### What you have to do
Line by line, give the data again exactly as it appears, but without pictures.

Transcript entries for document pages
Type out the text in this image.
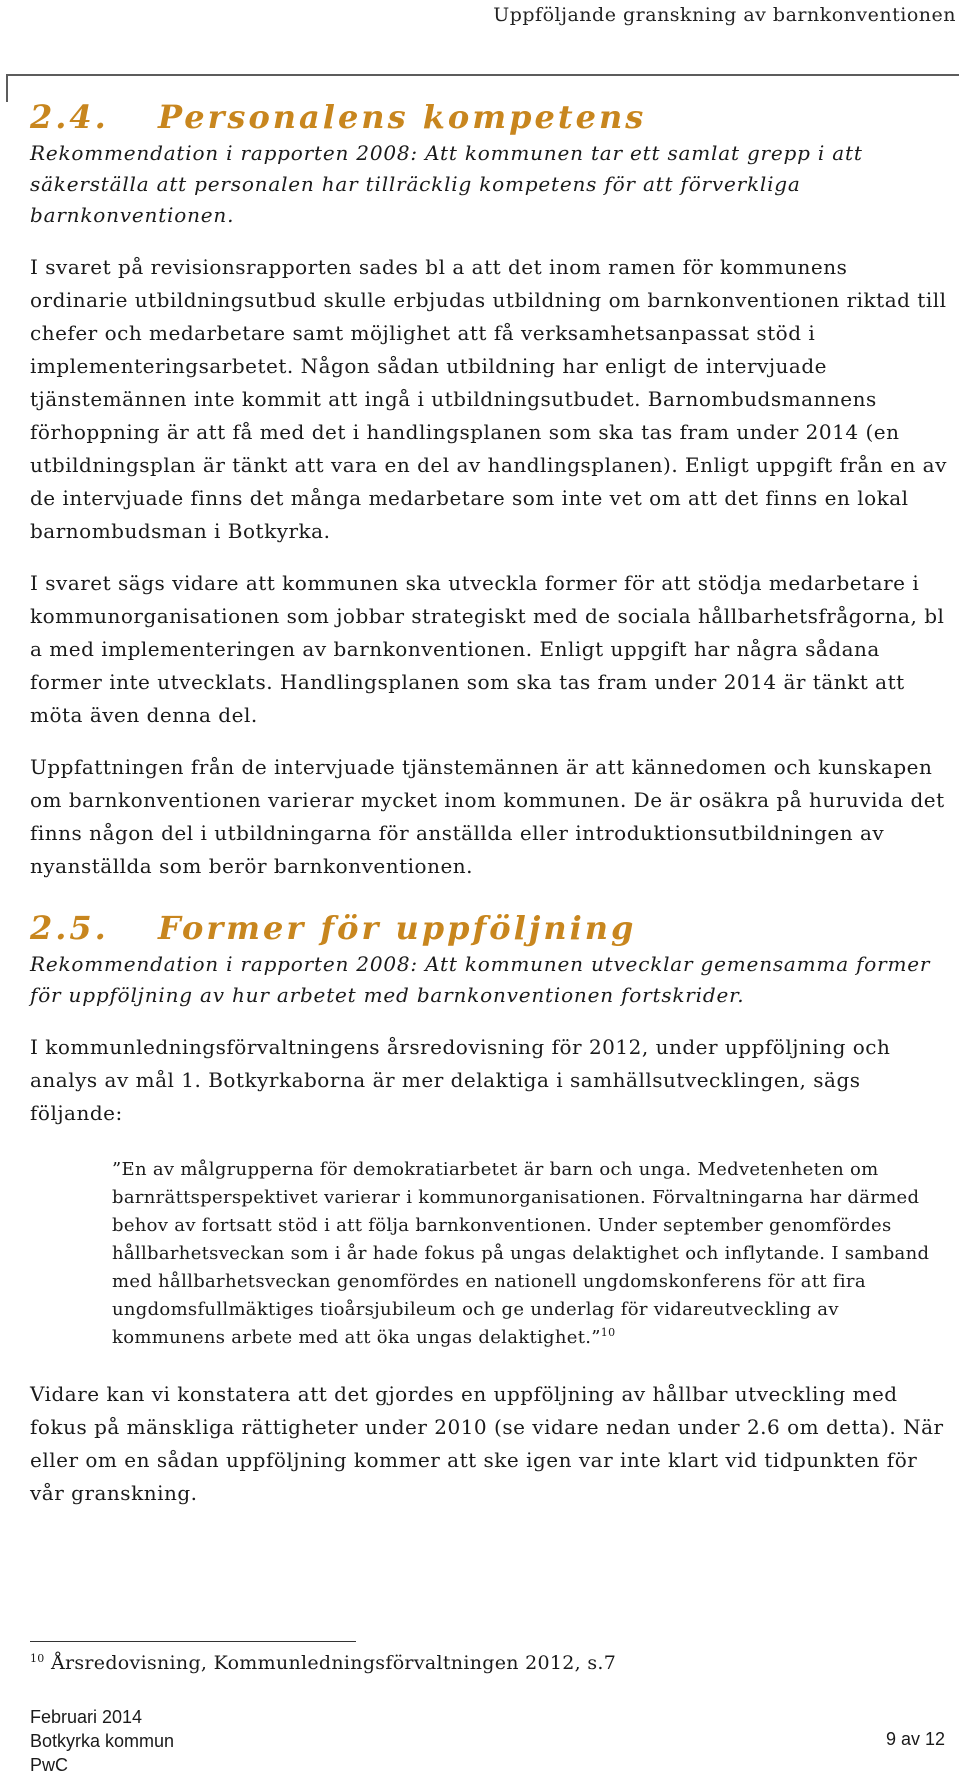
Uppföljande granskning av barnkonventionen
2.4.	Personalens kompetens
Rekommendation i rapporten 2008: Att kommunen tar ett samlat grepp i att säkerställa att personalen har tillräcklig kompetens för att förverkliga barnkonventionen.

I svaret på revisionsrapporten sades bl a att det inom ramen för kommunens ordinarie utbildningsutbud skulle erbjudas utbildning om barnkonventionen riktad till chefer och medarbetare samt möjlighet att få verksamhetsanpassat stöd i implementeringsarbetet. Någon sådan utbildning har enligt de intervjuade tjänstemännen inte kommit att ingå i utbildningsutbudet. Barnombudsmannens förhoppning är att få med det i handlingsplanen som ska tas fram under 2014 (en utbildningsplan är tänkt att vara en del av handlingsplanen). Enligt uppgift från en av de intervjuade finns det många medarbetare som inte vet om att det finns en lokal barnombudsman i Botkyrka.

I svaret sägs vidare att kommunen ska utveckla former för att stödja medarbetare i kommunorganisationen som jobbar strategiskt med de sociala hållbarhetsfrågorna, bl a med implementeringen av barnkonventionen. Enligt uppgift har några sådana former inte utvecklats. Handlingsplanen som ska tas fram under 2014 är tänkt att möta även denna del.

Uppfattningen från de intervjuade tjänstemännen är att kännedomen och kunskapen om barnkonventionen varierar mycket inom kommunen. De är osäkra på huruvida det finns någon del i utbildningarna för anställda eller introduktionsutbildningen av nyanställda som berör barnkonventionen.

2.5.	Former för uppföljning
Rekommendation i rapporten 2008: Att kommunen utvecklar gemensamma former för uppföljning av hur arbetet med barnkonventionen fortskrider.

I kommunledningsförvaltningens årsredovisning för 2012, under uppföljning och analys av mål 1. Botkyrkaborna är mer delaktiga i samhällsutvecklingen, sägs följande:

”En av målgrupperna för demokratiarbetet är barn och unga. Medvetenheten om barnrättsperspektivet varierar i kommunorganisationen. Förvaltningarna har därmed behov av fortsatt stöd i att följa barnkonventionen. Under september genomfördes hållbarhetsveckan som i år hade fokus på ungas delaktighet och inflytande. I samband med hållbarhetsveckan genomfördes en nationell ungdomskonferens för att fira ungdomsfullmäktiges tioårsjubileum och ge underlag för vidareutveckling av kommunens arbete med att öka ungas delaktighet.”$^{10}$

Vidare kan vi konstatera att det gjordes en uppföljning av hållbar utveckling med fokus på mänskliga rättigheter under 2010 (se vidare nedan under 2.6 om detta). När eller om en sådan uppföljning kommer att ske igen var inte klart vid tidpunkten för vår granskning.

$^{10}$ Årsredovisning, Kommunledningsförvaltningen 2012, s.7
Februari 2014
Botkyrka kommun
PwC
9 av 12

### Output of the exercise
Type out the text in this image.
Uppföljande granskning av barnkonventionen
2.4.	Personalens kompetens
Rekommendation i rapporten 2008: Att kommunen tar ett samlat grepp i att säkerställa att personalen har tillräcklig kompetens för att förverkliga barnkonventionen.

I svaret på revisionsrapporten sades bl a att det inom ramen för kommunens ordinarie utbildningsutbud skulle erbjudas utbildning om barnkonventionen riktad till chefer och medarbetare samt möjlighet att få verksamhetsanpassat stöd i implementeringsarbetet. Någon sådan utbildning har enligt de intervjuade tjänstemännen inte kommit att ingå i utbildningsutbudet. Barnombudsmannens förhoppning är att få med det i handlingsplanen som ska tas fram under 2014 (en utbildningsplan är tänkt att vara en del av handlingsplanen). Enligt uppgift från en av de intervjuade finns det många medarbetare som inte vet om att det finns en lokal barnombudsman i Botkyrka.

I svaret sägs vidare att kommunen ska utveckla former för att stödja medarbetare i kommunorganisationen som jobbar strategiskt med de sociala hållbarhetsfrågorna, bl a med implementeringen av barnkonventionen. Enligt uppgift har några sådana former inte utvecklats. Handlingsplanen som ska tas fram under 2014 är tänkt att möta även denna del.

Uppfattningen från de intervjuade tjänstemännen är att kännedomen och kunskapen om barnkonventionen varierar mycket inom kommunen. De är osäkra på huruvida det finns någon del i utbildningarna för anställda eller introduktionsutbildningen av nyanställda som berör barnkonventionen.

2.5.	Former för uppföljning
Rekommendation i rapporten 2008: Att kommunen utvecklar gemensamma former för uppföljning av hur arbetet med barnkonventionen fortskrider.

I kommunledningsförvaltningens årsredovisning för 2012, under uppföljning och analys av mål 1. Botkyrkaborna är mer delaktiga i samhällsutvecklingen, sägs följande:

”En av målgrupperna för demokratiarbetet är barn och unga. Medvetenheten om barnrättsperspektivet varierar i kommunorganisationen. Förvaltningarna har därmed behov av fortsatt stöd i att följa barnkonventionen. Under september genomfördes hållbarhetsveckan som i år hade fokus på ungas delaktighet och inflytande. I samband med hållbarhetsveckan genomfördes en nationell ungdomskonferens för att fira ungdomsfullmäktiges tioårsjubileum och ge underlag för vidareutveckling av kommunens arbete med att öka ungas delaktighet.”$^{10}$

Vidare kan vi konstatera att det gjordes en uppföljning av hållbar utveckling med fokus på mänskliga rättigheter under 2010 (se vidare nedan under 2.6 om detta). När eller om en sådan uppföljning kommer att ske igen var inte klart vid tidpunkten för vår granskning.

$^{10}$ Årsredovisning, Kommunledningsförvaltningen 2012, s.7
Februari 2014
Botkyrka kommun
PwC
9 av 12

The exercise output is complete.